## Supplied data
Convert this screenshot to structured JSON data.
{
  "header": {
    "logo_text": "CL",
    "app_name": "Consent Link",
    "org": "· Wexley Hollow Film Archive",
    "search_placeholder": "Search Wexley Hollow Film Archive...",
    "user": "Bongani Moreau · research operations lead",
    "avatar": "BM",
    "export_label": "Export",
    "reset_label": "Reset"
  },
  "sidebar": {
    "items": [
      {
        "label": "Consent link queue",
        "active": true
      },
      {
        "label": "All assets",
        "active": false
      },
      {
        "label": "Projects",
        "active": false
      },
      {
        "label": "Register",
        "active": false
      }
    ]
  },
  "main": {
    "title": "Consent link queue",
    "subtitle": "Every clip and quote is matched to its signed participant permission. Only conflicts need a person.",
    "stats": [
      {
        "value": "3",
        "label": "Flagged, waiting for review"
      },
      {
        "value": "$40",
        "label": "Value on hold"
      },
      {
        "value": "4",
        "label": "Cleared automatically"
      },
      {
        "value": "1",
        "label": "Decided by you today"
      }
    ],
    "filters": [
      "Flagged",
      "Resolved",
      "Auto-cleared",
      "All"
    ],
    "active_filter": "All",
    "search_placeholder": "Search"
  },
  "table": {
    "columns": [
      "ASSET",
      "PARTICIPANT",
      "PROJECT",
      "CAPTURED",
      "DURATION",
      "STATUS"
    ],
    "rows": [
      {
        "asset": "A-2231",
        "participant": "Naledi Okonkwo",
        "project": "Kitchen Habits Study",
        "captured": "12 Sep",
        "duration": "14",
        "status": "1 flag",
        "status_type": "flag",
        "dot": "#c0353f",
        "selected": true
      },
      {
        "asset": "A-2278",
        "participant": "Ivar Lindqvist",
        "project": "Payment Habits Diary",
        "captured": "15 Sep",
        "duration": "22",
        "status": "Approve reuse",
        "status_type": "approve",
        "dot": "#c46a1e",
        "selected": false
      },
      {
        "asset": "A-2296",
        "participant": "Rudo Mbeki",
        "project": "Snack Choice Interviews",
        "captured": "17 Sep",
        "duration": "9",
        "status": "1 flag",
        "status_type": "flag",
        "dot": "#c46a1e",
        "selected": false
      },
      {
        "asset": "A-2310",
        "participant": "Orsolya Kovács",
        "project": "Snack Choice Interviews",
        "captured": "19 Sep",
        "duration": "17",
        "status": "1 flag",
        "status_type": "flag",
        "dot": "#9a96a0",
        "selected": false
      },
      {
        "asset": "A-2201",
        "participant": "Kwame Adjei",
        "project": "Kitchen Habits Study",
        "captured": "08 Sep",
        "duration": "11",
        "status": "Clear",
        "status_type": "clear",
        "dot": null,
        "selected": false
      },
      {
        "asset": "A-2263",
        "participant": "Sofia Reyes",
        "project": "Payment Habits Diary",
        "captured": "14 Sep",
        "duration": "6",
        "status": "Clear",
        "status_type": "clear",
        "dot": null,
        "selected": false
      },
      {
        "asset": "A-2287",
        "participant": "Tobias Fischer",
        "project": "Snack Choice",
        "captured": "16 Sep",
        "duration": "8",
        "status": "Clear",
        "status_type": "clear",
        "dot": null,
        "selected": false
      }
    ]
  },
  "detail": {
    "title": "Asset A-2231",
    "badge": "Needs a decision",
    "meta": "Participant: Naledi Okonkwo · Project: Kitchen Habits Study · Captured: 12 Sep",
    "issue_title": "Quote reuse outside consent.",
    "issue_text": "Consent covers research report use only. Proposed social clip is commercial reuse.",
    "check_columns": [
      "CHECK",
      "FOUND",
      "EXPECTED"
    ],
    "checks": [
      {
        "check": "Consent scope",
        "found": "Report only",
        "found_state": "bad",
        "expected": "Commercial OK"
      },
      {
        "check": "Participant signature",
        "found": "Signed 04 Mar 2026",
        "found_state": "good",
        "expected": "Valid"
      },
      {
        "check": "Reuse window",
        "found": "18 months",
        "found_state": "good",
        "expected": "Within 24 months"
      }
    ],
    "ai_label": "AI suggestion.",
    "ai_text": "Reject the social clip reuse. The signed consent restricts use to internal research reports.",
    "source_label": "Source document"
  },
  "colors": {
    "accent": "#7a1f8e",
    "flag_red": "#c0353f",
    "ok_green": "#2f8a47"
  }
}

## Set task
From the records above, pull out every line containing the word "social".

## Exercise output
    "issue_text": "Consent covers research report use only. Proposed social clip is commercial reuse.",
    "ai_text": "Reject the social clip reuse. The signed consent restricts use to internal research reports.",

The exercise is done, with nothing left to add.